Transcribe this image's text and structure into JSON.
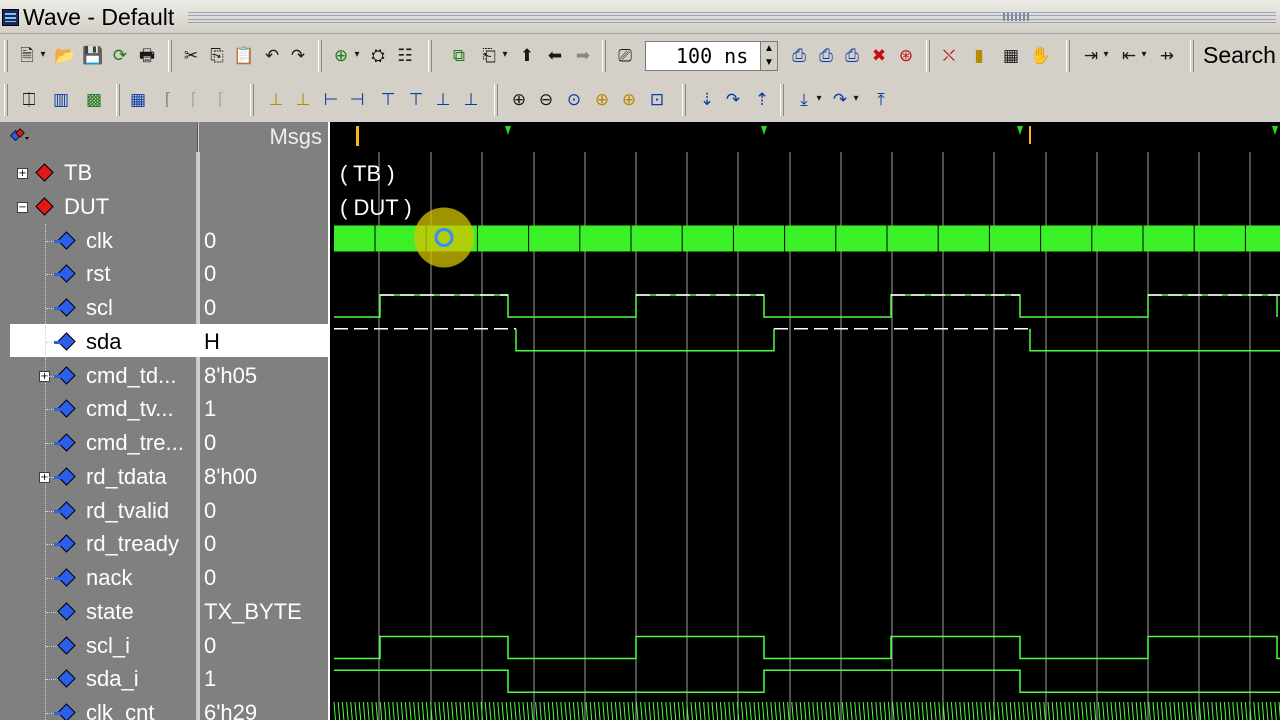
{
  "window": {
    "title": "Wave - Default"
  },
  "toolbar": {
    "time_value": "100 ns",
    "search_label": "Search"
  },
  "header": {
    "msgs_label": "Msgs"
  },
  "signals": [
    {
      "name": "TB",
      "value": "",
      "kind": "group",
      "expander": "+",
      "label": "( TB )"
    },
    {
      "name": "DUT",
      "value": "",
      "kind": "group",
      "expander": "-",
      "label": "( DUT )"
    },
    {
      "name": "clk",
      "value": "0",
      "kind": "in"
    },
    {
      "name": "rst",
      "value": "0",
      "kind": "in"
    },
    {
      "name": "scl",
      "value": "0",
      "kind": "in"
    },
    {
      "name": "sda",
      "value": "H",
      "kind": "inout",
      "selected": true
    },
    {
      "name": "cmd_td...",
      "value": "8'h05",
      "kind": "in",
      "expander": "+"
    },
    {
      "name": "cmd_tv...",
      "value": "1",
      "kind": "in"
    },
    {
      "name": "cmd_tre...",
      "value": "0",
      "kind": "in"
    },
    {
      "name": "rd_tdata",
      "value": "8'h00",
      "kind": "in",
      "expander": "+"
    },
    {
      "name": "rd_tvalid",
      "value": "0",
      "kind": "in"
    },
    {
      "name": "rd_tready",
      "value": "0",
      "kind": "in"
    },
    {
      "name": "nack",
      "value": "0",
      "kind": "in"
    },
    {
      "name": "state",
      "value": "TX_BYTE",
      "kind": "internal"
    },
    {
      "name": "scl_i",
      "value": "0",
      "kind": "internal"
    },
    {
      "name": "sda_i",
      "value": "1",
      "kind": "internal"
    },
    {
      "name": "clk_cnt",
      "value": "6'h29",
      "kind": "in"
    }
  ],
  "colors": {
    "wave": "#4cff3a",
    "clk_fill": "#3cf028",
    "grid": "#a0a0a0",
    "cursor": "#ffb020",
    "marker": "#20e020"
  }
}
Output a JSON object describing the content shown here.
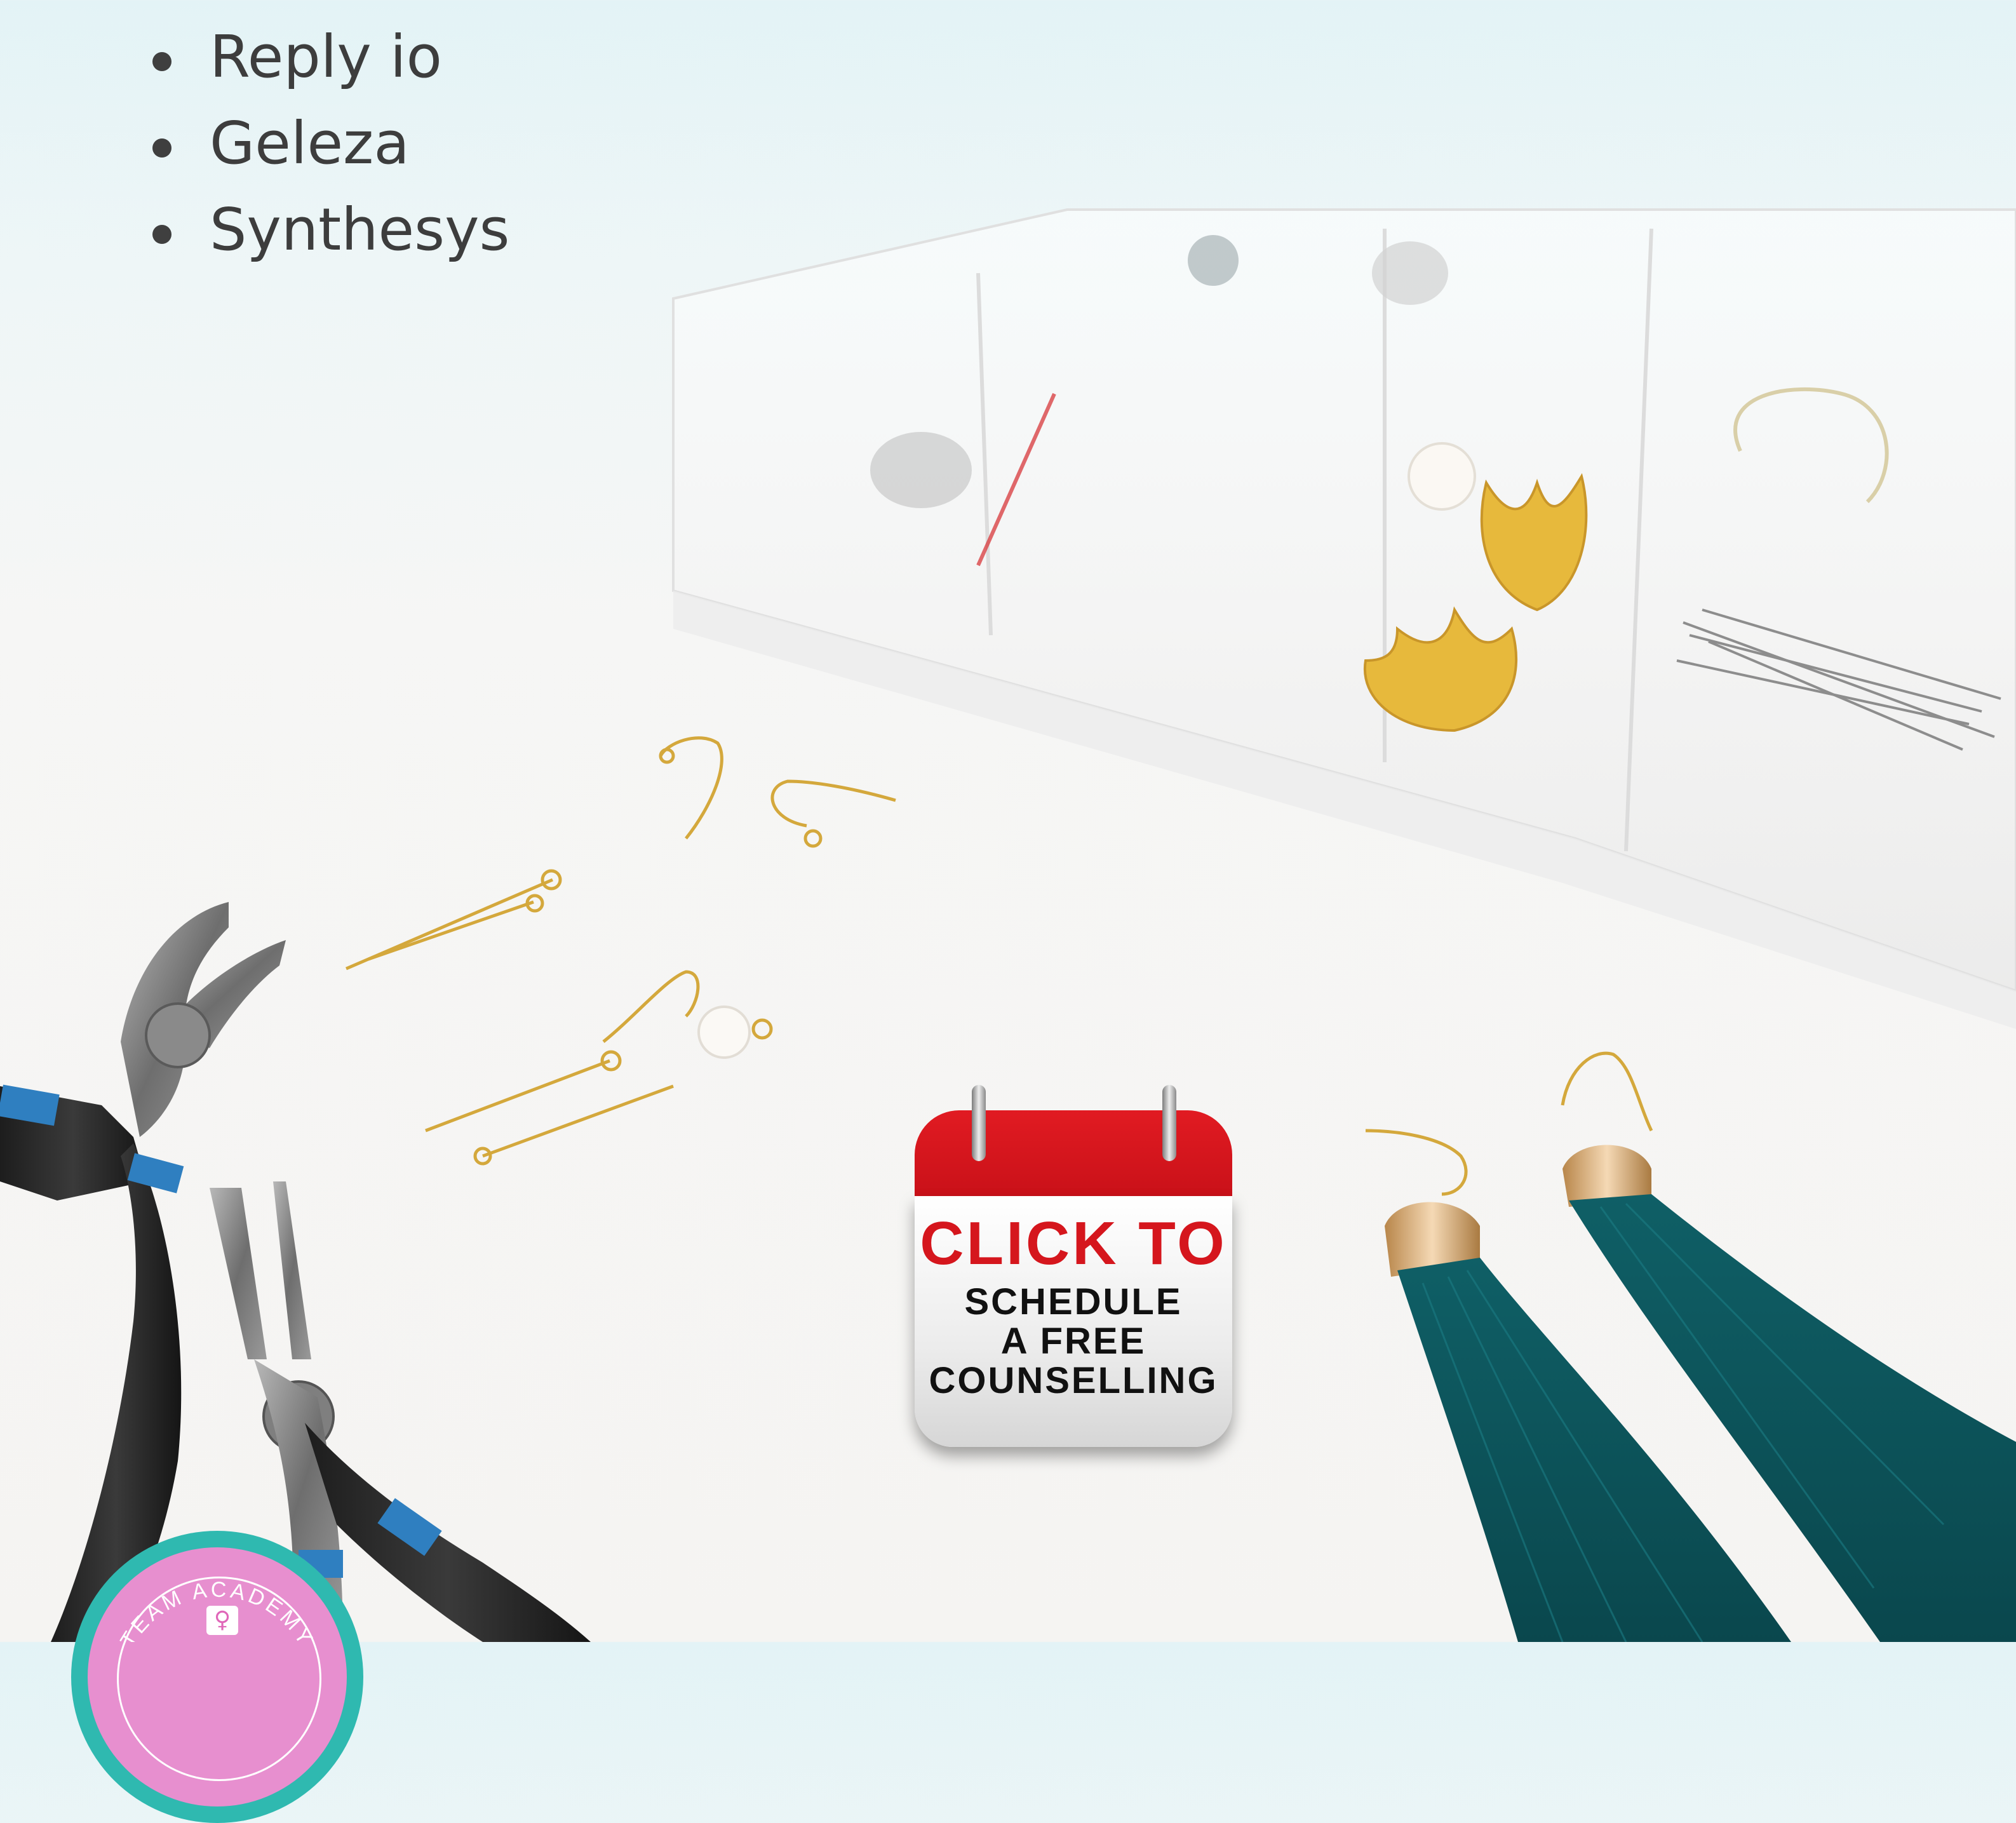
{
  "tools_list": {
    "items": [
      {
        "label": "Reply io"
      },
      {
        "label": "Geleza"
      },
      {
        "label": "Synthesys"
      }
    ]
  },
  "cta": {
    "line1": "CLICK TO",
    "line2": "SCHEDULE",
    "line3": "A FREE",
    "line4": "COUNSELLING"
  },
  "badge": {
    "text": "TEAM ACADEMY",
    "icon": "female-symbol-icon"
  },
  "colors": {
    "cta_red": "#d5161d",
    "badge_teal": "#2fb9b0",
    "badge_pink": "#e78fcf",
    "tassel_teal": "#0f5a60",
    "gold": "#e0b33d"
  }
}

▬▬▬▬▬▬▬▬▬▬

▸ The task
Repeat all of the data above word for word, minus the pictures.

▸ Result below
Transcribe this image's text and structure into JSON.
{
  "window": {
    "title": "Wave - Default"
  },
  "toolbar": {
    "time_value": "100 ns",
    "search_label": "Search"
  },
  "header": {
    "msgs_label": "Msgs"
  },
  "signals": [
    {
      "name": "TB",
      "value": "",
      "kind": "group",
      "expander": "+",
      "label": "( TB )"
    },
    {
      "name": "DUT",
      "value": "",
      "kind": "group",
      "expander": "-",
      "label": "( DUT )"
    },
    {
      "name": "clk",
      "value": "0",
      "kind": "in"
    },
    {
      "name": "rst",
      "value": "0",
      "kind": "in"
    },
    {
      "name": "scl",
      "value": "0",
      "kind": "in"
    },
    {
      "name": "sda",
      "value": "H",
      "kind": "inout",
      "selected": true
    },
    {
      "name": "cmd_td...",
      "value": "8'h05",
      "kind": "in",
      "expander": "+"
    },
    {
      "name": "cmd_tv...",
      "value": "1",
      "kind": "in"
    },
    {
      "name": "cmd_tre...",
      "value": "0",
      "kind": "in"
    },
    {
      "name": "rd_tdata",
      "value": "8'h00",
      "kind": "in",
      "expander": "+"
    },
    {
      "name": "rd_tvalid",
      "value": "0",
      "kind": "in"
    },
    {
      "name": "rd_tready",
      "value": "0",
      "kind": "in"
    },
    {
      "name": "nack",
      "value": "0",
      "kind": "in"
    },
    {
      "name": "state",
      "value": "TX_BYTE",
      "kind": "internal"
    },
    {
      "name": "scl_i",
      "value": "0",
      "kind": "internal"
    },
    {
      "name": "sda_i",
      "value": "1",
      "kind": "internal"
    },
    {
      "name": "clk_cnt",
      "value": "6'h29",
      "kind": "in"
    }
  ],
  "colors": {
    "wave": "#4cff3a",
    "clk_fill": "#3cf028",
    "grid": "#a0a0a0",
    "cursor": "#ffb020",
    "marker": "#20e020"
  }
}
Output a JSON object describing the content shown here.
{
  "tools_list": {
    "items": [
      {
        "label": "Reply io"
      },
      {
        "label": "Geleza"
      },
      {
        "label": "Synthesys"
      }
    ]
  },
  "cta": {
    "line1": "CLICK TO",
    "line2": "SCHEDULE",
    "line3": "A FREE",
    "line4": "COUNSELLING"
  },
  "badge": {
    "text": "TEAM ACADEMY",
    "icon": "female-symbol-icon"
  },
  "colors": {
    "cta_red": "#d5161d",
    "badge_teal": "#2fb9b0",
    "badge_pink": "#e78fcf",
    "tassel_teal": "#0f5a60",
    "gold": "#e0b33d"
  }
}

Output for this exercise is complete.